*What to produce:* Look for the string "الحرام" in every line, and copy each line that has it.

- - - - - - -

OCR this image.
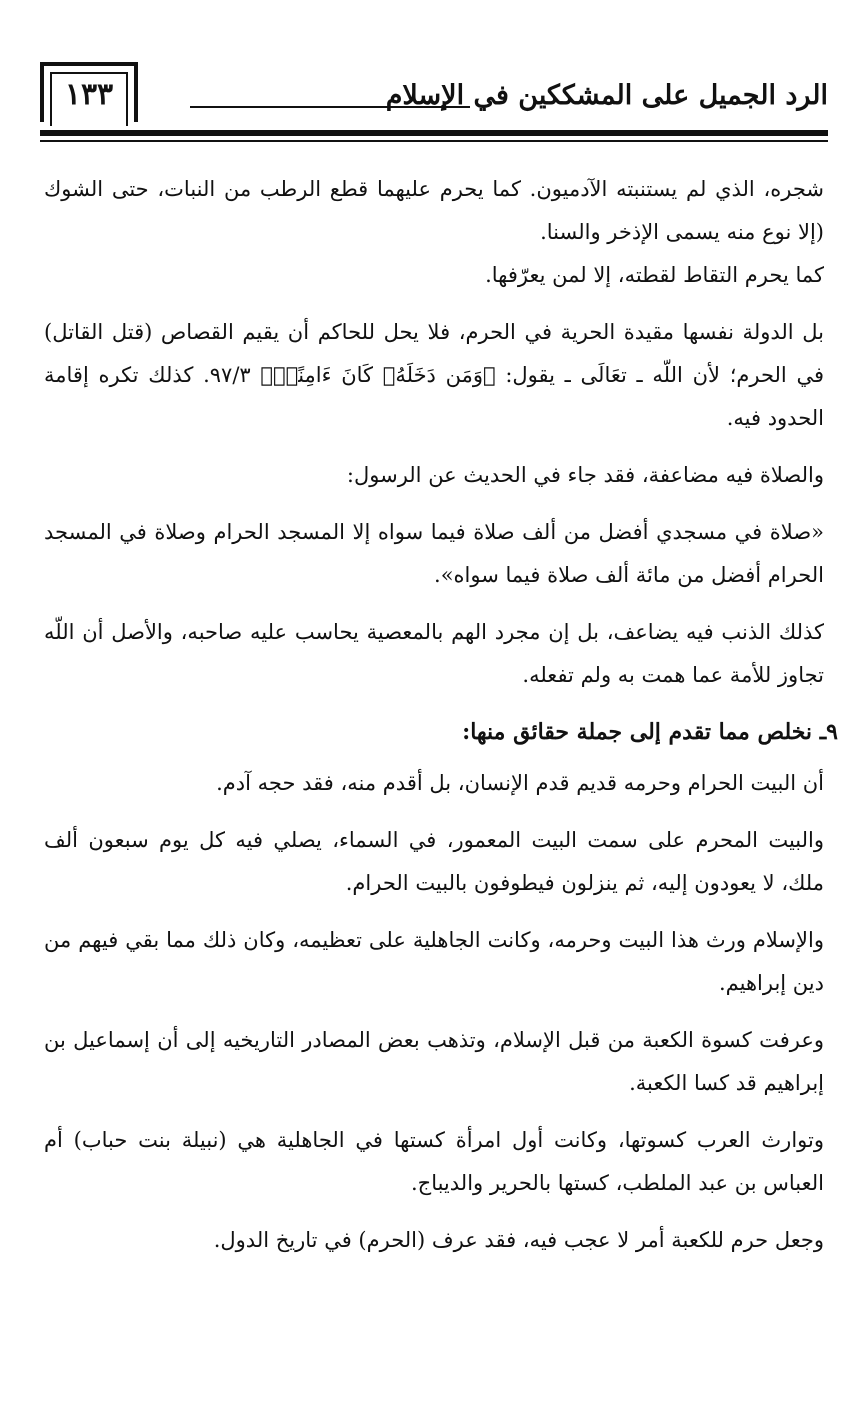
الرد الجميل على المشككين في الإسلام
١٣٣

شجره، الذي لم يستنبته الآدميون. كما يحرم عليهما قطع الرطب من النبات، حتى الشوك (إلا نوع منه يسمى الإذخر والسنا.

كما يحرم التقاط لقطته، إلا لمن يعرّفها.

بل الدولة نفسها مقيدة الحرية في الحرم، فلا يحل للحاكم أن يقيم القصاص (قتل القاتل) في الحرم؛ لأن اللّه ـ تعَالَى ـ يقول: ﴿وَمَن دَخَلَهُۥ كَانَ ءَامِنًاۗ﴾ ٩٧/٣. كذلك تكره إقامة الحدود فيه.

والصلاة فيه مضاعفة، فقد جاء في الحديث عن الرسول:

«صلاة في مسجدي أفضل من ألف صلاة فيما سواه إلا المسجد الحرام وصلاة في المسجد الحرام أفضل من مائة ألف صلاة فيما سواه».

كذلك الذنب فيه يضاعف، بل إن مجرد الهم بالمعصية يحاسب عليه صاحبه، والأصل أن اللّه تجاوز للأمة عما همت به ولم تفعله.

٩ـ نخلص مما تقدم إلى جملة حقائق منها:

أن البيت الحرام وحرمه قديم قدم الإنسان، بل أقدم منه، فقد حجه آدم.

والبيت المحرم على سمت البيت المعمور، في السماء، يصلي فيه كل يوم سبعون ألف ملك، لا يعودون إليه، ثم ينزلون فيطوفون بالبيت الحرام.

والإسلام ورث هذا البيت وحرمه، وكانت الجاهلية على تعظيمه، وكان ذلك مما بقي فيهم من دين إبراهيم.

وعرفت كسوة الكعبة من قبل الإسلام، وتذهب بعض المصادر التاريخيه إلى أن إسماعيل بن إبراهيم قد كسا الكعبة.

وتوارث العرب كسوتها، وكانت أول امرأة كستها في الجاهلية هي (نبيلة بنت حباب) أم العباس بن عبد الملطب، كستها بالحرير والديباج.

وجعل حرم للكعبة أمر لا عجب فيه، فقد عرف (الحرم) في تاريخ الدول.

- - - - - - -

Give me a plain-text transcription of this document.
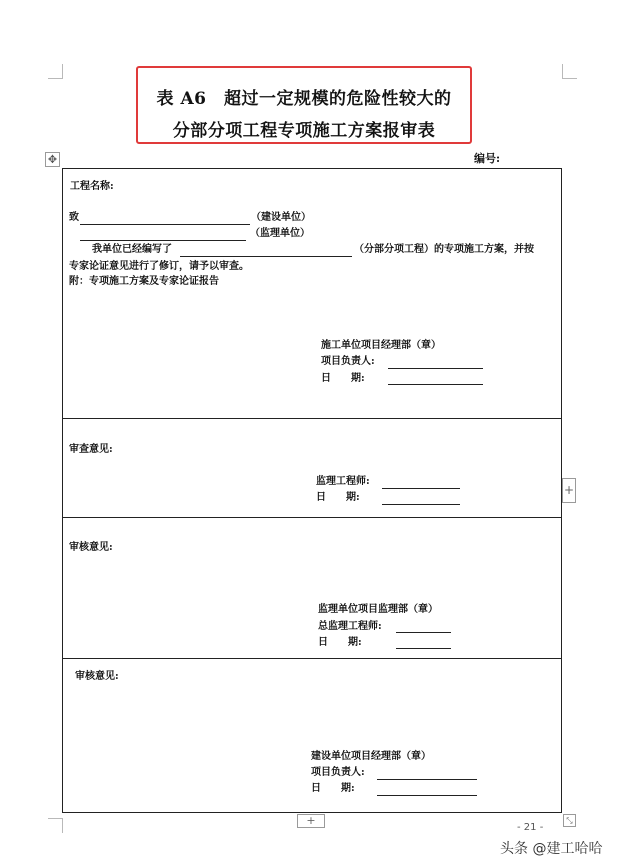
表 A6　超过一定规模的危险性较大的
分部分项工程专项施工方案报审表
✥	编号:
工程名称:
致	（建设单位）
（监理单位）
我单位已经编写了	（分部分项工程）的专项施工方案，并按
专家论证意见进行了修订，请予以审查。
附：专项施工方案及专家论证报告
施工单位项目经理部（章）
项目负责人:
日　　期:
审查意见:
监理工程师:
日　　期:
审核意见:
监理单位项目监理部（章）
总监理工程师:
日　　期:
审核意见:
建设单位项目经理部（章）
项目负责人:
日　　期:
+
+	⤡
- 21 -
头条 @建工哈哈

- - - - - - -

*Full output:*
«صلاة في مسجدي أفضل من ألف صلاة فيما سواه إلا المسجد الحرام وصلاة في المسجد الحرام أفضل من مائة ألف صلاة فيما سواه».
أن البيت الحرام وحرمه قديم قدم الإنسان، بل أقدم منه، فقد حجه آدم.
والبيت المحرم على سمت البيت المعمور، في السماء، يصلي فيه كل يوم سبعون ألف ملك، لا يعودون إليه، ثم ينزلون فيطوفون بالبيت الحرام.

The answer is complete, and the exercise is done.